═════ ИЗВЛЕЧЕННЫЙ ТЕКСТ
Ткань – дешевый предмет советского производства – под руками Новикова обретает символическое пространство, превращается в картину. Новиков восстанавливает разрушенную в XX веке естественную связь культуры и повседневной жизни, предназначая свои картины на тканях украшению интерьера – и музея, и простой спальни. Штапель, из которого шьют халатики, становится солнечным горизонтом, ацетатный шелк, идущий на самые бедные нарядные платья, – полем. А зритель этого типично советского сюжета оказывается небожителем, потому что Новиков своей знаковой перспективой [542] открывает ему зрение-в-полете, в парящей воздушной мандорле, откуда виден весь свет и живые движущиеся знаки покойно устроенного человеческого мира на этом свете – равнина и солнце, поле и пашущий трактор [543] .
══════════
═════ ИЗВЛЕЧЕННЫЕ МАТЕРИАЛЫ
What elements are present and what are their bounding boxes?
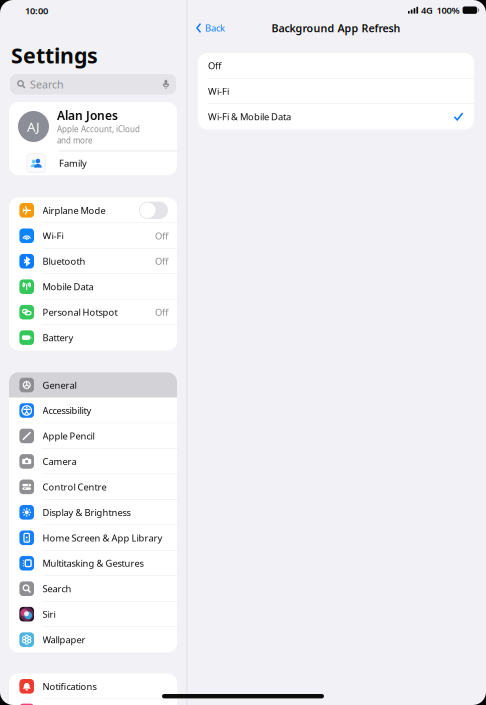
button[interactable]: Wi-Fi xyxy=(198,78,474,104)
button[interactable]: Multitasking & Gestures xyxy=(9,550,177,576)
button[interactable]: Back xyxy=(187,17,233,39)
button[interactable]: Camera xyxy=(9,449,177,474)
staticText: Battery xyxy=(42,331,74,344)
button[interactable]: Mobile Data xyxy=(9,274,177,299)
staticText: Multitasking & Gestures xyxy=(42,557,144,569)
staticText: Home Screen & App Library xyxy=(42,532,162,544)
staticText: Alan Jones xyxy=(57,107,118,123)
button[interactable]: Siri xyxy=(9,601,177,627)
button[interactable]: General xyxy=(9,372,177,398)
button[interactable]: Display & Brightness xyxy=(9,500,177,525)
staticText: Off xyxy=(155,306,168,318)
staticText: Control Centre xyxy=(42,481,106,493)
staticText: Back xyxy=(205,22,225,34)
button[interactable]: Search xyxy=(10,74,176,94)
staticText: Off xyxy=(155,255,168,267)
staticText: Airplane Mode xyxy=(42,204,106,216)
button[interactable]: Control Centre xyxy=(9,474,177,500)
button[interactable]: Personal Hotspot xyxy=(9,299,177,325)
staticText: Search xyxy=(42,582,72,595)
button[interactable]: Airplane Mode xyxy=(9,198,177,223)
button[interactable]: Apple Pencil xyxy=(9,423,177,449)
staticText: and more xyxy=(57,135,93,146)
button[interactable]: Battery xyxy=(9,325,177,350)
staticText: Background App Refresh xyxy=(272,21,400,35)
button[interactable]: Notifications xyxy=(9,674,177,699)
staticText: Settings xyxy=(11,41,98,69)
staticText: Search xyxy=(30,77,64,91)
staticText: Camera xyxy=(42,455,76,468)
button[interactable]: Accessibility xyxy=(9,398,177,423)
button[interactable]: AJ xyxy=(9,102,177,151)
staticText: Wallpaper xyxy=(42,633,86,646)
staticText: Siri xyxy=(42,608,56,620)
staticText: Notifications xyxy=(42,680,96,692)
staticText: Off xyxy=(155,230,168,242)
staticText: Wi-Fi & Mobile Data xyxy=(208,110,291,123)
staticText: Bluetooth xyxy=(42,255,86,267)
button[interactable]: Wi-Fi xyxy=(9,223,177,248)
button[interactable]: Wallpaper xyxy=(9,627,177,652)
button[interactable]: Wi-Fi & Mobile Data xyxy=(198,104,474,129)
staticText: Off xyxy=(208,60,221,72)
button[interactable]: Sounds xyxy=(9,699,177,705)
staticText: General xyxy=(42,379,76,391)
button[interactable]: Search xyxy=(9,576,177,601)
staticText: Apple Pencil xyxy=(42,430,94,442)
staticText: AJ xyxy=(27,118,40,135)
staticText: Wi-Fi xyxy=(42,230,64,242)
staticText: 4G xyxy=(421,4,433,16)
staticText: Personal Hotspot xyxy=(42,306,118,318)
staticText: Wi-Fi xyxy=(208,85,229,97)
staticText: Apple Account, iCloud xyxy=(57,124,140,134)
button[interactable]: Off xyxy=(198,53,474,78)
button[interactable]: Bluetooth xyxy=(9,248,177,274)
staticText: Accessibility xyxy=(42,404,92,417)
staticText: Family xyxy=(59,157,87,169)
staticText: 10:00 xyxy=(25,4,48,17)
button[interactable]: Family xyxy=(9,151,177,175)
staticText: Display & Brightness xyxy=(42,506,130,518)
button[interactable]: Home Screen & App Library xyxy=(9,525,177,550)
staticText: Mobile Data xyxy=(42,280,94,293)
staticText: 100% xyxy=(437,4,460,16)
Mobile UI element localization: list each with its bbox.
══════════
- ЗАДАНИЯ -
(1) Ответьте по тексту о картинах Новикова на тканях:
(а) Какая ткань становится солнечным горизонтом?
(б) Во что превращается ацетатный шелк?
(в) Украшению каких интерьеров Новиков предназначает свои картины на тканях?
(2) Верните из текста о картинах Новикова на тканях дословный фрагмент от «Ткань – дешевый» до «трактор [543] .» включительно.
(3) Продолжите текст о картинах Новикова на тканях, начав сразу после его последней фразы.

- ОТВЕТЫ -
(1)
(а) Штапель.
(б) В поле.
(в) И музея, и простой спальни.

(2)
Ткань – дешевый предмет советского производства – под руками Новикова обретает символическое пространство, превращается в картину. Новиков восстанавливает разрушенную в XX веке естественную связь культуры и повседневной жизни, предназначая свои картины на тканях украшению интерьера – и музея, и простой спальни. Штапель, из которого шьют халатики, становится солнечным горизонтом, ацетатный шелк, идущий на самые бедные нарядные платья, – полем. А зритель этого типично советского сюжета оказывается небожителем, потому что Новиков своей знаковой перспективой [542] открывает ему зрение-в-полете, в парящей воздушной мандорле, откуда виден весь свет и живые движущиеся знаки покойно устроенного человеческого мира на этом свете – равнина и солнце, поле и пашущий трактор [543] .

(3)
542
Знаковая перспектива разработана Новиковым в 1980-х гг. как универсальная система адаптации трехмерного мира к плоскости. Она основана на изображении двухчастной плоскости, которую пространственно активирует смысловой знак-пиктограмма, превращая части композиции в сферы воздуха, воды или земли. Знаковая перспектива понятна любому зрителю и благодаря условности цвета плоскостей дает художнику большую свободу внутри канона. Она соединяет принципы компьютерного пространства с композицией иконы, машинную цивилизацию и традиционную символику (см.: Там же. С. 18, 23). Ближайший аналог знаковой перспективы – «Красная конница» Малевича. Однако в картине Малевича движение происходит вдоль линии горизонта при пассивных верхней и нижней частях композиции, что создает впечатление дисгармонии, поскольку горизонт превращается в гусеницу или змею. Эту дисгармонию и тематизировал Э. Булатов в своем знаменитом «Горизонте». Знаковая перспектива Новикова – это свободный, ясный горизонт, возвращающий миру покой.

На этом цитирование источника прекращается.